* START PROVIDED RECORDS *
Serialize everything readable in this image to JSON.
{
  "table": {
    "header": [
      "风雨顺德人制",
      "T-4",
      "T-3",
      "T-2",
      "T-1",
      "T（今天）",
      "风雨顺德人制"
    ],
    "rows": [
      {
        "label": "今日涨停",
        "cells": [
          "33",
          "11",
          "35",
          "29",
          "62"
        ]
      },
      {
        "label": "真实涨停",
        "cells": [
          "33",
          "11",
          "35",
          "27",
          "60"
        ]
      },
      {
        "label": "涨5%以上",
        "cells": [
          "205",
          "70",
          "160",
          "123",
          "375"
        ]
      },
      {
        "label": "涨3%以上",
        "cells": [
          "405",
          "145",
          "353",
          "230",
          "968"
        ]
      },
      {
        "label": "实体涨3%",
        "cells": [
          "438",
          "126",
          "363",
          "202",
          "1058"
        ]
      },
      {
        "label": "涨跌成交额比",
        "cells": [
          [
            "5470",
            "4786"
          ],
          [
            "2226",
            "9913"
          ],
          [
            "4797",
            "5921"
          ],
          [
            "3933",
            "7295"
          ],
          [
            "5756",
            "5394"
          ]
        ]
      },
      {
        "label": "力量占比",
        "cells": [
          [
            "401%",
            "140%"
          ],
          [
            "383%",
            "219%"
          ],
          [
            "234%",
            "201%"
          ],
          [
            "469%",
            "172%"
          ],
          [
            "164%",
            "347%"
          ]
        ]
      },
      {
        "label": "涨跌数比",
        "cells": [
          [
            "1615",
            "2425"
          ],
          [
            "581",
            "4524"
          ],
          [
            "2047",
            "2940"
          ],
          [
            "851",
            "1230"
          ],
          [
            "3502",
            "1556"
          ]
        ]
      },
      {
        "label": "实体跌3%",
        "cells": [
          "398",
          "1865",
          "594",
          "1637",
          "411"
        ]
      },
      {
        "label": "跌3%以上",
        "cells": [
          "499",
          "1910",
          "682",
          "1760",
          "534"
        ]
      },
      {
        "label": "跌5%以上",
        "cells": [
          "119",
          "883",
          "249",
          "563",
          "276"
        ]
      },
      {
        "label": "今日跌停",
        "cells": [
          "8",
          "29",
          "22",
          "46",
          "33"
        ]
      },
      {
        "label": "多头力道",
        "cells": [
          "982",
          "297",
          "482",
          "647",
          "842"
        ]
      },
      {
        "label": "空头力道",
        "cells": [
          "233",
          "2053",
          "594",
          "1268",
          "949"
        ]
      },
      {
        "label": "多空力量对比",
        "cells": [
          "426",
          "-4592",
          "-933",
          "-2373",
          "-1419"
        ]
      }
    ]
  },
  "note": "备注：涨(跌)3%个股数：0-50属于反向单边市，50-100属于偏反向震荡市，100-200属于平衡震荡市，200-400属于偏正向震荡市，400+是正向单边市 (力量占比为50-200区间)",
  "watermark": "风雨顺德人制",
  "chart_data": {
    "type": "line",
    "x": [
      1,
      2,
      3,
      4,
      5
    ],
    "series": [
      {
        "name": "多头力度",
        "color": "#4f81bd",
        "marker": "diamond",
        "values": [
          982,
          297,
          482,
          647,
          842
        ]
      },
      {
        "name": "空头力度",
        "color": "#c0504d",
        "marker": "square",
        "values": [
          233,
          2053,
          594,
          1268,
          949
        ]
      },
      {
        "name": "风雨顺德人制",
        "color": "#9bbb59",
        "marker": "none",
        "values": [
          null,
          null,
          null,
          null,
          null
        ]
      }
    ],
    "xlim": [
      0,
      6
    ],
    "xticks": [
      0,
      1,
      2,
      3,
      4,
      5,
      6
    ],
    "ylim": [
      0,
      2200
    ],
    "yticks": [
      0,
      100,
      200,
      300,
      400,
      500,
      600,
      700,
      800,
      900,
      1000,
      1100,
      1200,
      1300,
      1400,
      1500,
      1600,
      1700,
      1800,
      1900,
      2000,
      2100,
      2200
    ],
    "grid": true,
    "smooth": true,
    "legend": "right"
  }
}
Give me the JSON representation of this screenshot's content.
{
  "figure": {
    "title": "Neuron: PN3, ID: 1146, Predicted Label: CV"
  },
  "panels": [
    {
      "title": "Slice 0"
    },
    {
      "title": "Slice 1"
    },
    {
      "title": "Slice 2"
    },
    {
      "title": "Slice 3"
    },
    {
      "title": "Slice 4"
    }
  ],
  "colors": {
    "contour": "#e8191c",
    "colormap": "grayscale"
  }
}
* END PROVIDED RECORDS *
* **PROBLEM REQUIREMENTS**: Reproduce the complete data exactly as presented above.

* **RESULT**:
Serialize everything readable in this image to JSON.
{
  "table": {
    "header": [
      "风雨顺德人制",
      "T-4",
      "T-3",
      "T-2",
      "T-1",
      "T（今天）",
      "风雨顺德人制"
    ],
    "rows": [
      {
        "label": "今日涨停",
        "cells": [
          "33",
          "11",
          "35",
          "29",
          "62"
        ]
      },
      {
        "label": "真实涨停",
        "cells": [
          "33",
          "11",
          "35",
          "27",
          "60"
        ]
      },
      {
        "label": "涨5%以上",
        "cells": [
          "205",
          "70",
          "160",
          "123",
          "375"
        ]
      },
      {
        "label": "涨3%以上",
        "cells": [
          "405",
          "145",
          "353",
          "230",
          "968"
        ]
      },
      {
        "label": "实体涨3%",
        "cells": [
          "438",
          "126",
          "363",
          "202",
          "1058"
        ]
      },
      {
        "label": "涨跌成交额比",
        "cells": [
          [
            "5470",
            "4786"
          ],
          [
            "2226",
            "9913"
          ],
          [
            "4797",
            "5921"
          ],
          [
            "3933",
            "7295"
          ],
          [
            "5756",
            "5394"
          ]
        ]
      },
      {
        "label": "力量占比",
        "cells": [
          [
            "401%",
            "140%"
          ],
          [
            "383%",
            "219%"
          ],
          [
            "234%",
            "201%"
          ],
          [
            "469%",
            "172%"
          ],
          [
            "164%",
            "347%"
          ]
        ]
      },
      {
        "label": "涨跌数比",
        "cells": [
          [
            "1615",
            "2425"
          ],
          [
            "581",
            "4524"
          ],
          [
            "2047",
            "2940"
          ],
          [
            "851",
            "1230"
          ],
          [
            "3502",
            "1556"
          ]
        ]
      },
      {
        "label": "实体跌3%",
        "cells": [
          "398",
          "1865",
          "594",
          "1637",
          "411"
        ]
      },
      {
        "label": "跌3%以上",
        "cells": [
          "499",
          "1910",
          "682",
          "1760",
          "534"
        ]
      },
      {
        "label": "跌5%以上",
        "cells": [
          "119",
          "883",
          "249",
          "563",
          "276"
        ]
      },
      {
        "label": "今日跌停",
        "cells": [
          "8",
          "29",
          "22",
          "46",
          "33"
        ]
      },
      {
        "label": "多头力道",
        "cells": [
          "982",
          "297",
          "482",
          "647",
          "842"
        ]
      },
      {
        "label": "空头力道",
        "cells": [
          "233",
          "2053",
          "594",
          "1268",
          "949"
        ]
      },
      {
        "label": "多空力量对比",
        "cells": [
          "426",
          "-4592",
          "-933",
          "-2373",
          "-1419"
        ]
      }
    ]
  },
  "note": "备注：涨(跌)3%个股数：0-50属于反向单边市，50-100属于偏反向震荡市，100-200属于平衡震荡市，200-400属于偏正向震荡市，400+是正向单边市 (力量占比为50-200区间)",
  "watermark": "风雨顺德人制",
  "chart_data": {
    "type": "line",
    "x": [
      1,
      2,
      3,
      4,
      5
    ],
    "series": [
      {
        "name": "多头力度",
        "color": "#4f81bd",
        "marker": "diamond",
        "values": [
          982,
          297,
          482,
          647,
          842
        ]
      },
      {
        "name": "空头力度",
        "color": "#c0504d",
        "marker": "square",
        "values": [
          233,
          2053,
          594,
          1268,
          949
        ]
      },
      {
        "name": "风雨顺德人制",
        "color": "#9bbb59",
        "marker": "none",
        "values": [
          null,
          null,
          null,
          null,
          null
        ]
      }
    ],
    "xlim": [
      0,
      6
    ],
    "xticks": [
      0,
      1,
      2,
      3,
      4,
      5,
      6
    ],
    "ylim": [
      0,
      2200
    ],
    "yticks": [
      0,
      100,
      200,
      300,
      400,
      500,
      600,
      700,
      800,
      900,
      1000,
      1100,
      1200,
      1300,
      1400,
      1500,
      1600,
      1700,
      1800,
      1900,
      2000,
      2100,
      2200
    ],
    "grid": true,
    "smooth": true,
    "legend": "right"
  }
}
Give me the JSON representation of this screenshot's content.
{
  "figure": {
    "title": "Neuron: PN3, ID: 1146, Predicted Label: CV"
  },
  "panels": [
    {
      "title": "Slice 0"
    },
    {
      "title": "Slice 1"
    },
    {
      "title": "Slice 2"
    },
    {
      "title": "Slice 3"
    },
    {
      "title": "Slice 4"
    }
  ],
  "colors": {
    "contour": "#e8191c",
    "colormap": "grayscale"
  }
}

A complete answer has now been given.